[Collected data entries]

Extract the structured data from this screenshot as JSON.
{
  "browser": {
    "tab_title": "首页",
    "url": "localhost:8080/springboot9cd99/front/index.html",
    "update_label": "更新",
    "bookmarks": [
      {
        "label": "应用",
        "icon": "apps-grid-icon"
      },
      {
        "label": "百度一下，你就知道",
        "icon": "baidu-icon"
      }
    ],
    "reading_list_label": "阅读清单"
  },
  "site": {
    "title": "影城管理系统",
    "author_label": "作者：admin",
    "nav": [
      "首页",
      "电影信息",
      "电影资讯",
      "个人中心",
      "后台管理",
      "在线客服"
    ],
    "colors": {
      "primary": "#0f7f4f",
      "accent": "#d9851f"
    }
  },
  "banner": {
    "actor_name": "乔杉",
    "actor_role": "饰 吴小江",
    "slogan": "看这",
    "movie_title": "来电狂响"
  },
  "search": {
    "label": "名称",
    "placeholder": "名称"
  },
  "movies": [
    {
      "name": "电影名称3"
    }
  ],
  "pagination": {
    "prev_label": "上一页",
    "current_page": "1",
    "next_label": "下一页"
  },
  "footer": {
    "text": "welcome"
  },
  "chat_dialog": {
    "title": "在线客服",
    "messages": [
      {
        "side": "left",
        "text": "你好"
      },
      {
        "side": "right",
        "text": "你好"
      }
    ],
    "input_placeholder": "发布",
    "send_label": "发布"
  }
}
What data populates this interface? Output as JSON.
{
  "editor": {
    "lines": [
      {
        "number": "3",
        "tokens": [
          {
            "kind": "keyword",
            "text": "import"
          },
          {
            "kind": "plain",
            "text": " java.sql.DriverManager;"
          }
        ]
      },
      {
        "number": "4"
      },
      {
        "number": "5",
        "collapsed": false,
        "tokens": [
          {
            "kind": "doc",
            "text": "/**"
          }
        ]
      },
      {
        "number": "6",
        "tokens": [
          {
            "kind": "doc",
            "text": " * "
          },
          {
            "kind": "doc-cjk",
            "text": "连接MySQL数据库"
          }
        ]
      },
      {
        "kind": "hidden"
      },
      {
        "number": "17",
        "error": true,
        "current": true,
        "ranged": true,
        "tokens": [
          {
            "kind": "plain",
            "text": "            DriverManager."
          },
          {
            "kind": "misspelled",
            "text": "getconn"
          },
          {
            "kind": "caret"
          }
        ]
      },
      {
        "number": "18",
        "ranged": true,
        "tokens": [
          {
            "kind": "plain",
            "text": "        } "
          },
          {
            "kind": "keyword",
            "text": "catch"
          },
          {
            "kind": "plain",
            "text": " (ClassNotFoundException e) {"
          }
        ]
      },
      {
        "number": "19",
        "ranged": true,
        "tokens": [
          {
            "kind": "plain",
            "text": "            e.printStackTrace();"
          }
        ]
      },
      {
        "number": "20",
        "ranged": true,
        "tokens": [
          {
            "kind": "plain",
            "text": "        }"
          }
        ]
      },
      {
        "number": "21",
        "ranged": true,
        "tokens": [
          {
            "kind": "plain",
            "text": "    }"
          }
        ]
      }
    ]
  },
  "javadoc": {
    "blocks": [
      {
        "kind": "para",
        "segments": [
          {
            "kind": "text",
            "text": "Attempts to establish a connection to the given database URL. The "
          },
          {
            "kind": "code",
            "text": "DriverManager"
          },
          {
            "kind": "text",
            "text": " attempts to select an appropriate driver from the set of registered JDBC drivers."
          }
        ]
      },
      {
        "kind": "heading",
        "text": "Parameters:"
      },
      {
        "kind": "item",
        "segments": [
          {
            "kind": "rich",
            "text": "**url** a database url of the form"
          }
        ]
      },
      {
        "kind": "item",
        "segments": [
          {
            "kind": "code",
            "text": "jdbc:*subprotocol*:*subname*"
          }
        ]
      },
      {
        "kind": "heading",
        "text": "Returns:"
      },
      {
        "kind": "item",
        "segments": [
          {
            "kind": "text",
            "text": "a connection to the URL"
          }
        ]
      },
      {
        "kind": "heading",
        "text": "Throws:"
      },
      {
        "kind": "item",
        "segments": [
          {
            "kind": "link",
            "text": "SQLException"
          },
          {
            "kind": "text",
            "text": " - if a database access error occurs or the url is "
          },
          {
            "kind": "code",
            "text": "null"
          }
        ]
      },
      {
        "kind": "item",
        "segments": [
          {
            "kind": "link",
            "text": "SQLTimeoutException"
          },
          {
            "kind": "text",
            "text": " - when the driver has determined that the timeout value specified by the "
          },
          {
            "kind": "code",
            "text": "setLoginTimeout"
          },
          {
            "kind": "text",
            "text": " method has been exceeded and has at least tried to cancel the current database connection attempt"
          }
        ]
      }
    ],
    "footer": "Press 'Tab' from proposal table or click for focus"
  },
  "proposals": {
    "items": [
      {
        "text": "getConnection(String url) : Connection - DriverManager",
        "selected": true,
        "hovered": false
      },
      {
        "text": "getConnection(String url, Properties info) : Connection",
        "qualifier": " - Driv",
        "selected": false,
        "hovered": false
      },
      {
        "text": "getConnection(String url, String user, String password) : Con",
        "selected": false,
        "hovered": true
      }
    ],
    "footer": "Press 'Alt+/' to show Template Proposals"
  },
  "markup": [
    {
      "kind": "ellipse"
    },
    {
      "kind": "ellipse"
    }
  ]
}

EXERCISE INSTRUCTIONS ->
From the data above, pick out each line containing "error" and copy it.

COMPLETE ANSWER ->
        "error": true,
            "text": " - if a database access error occurs or the url is "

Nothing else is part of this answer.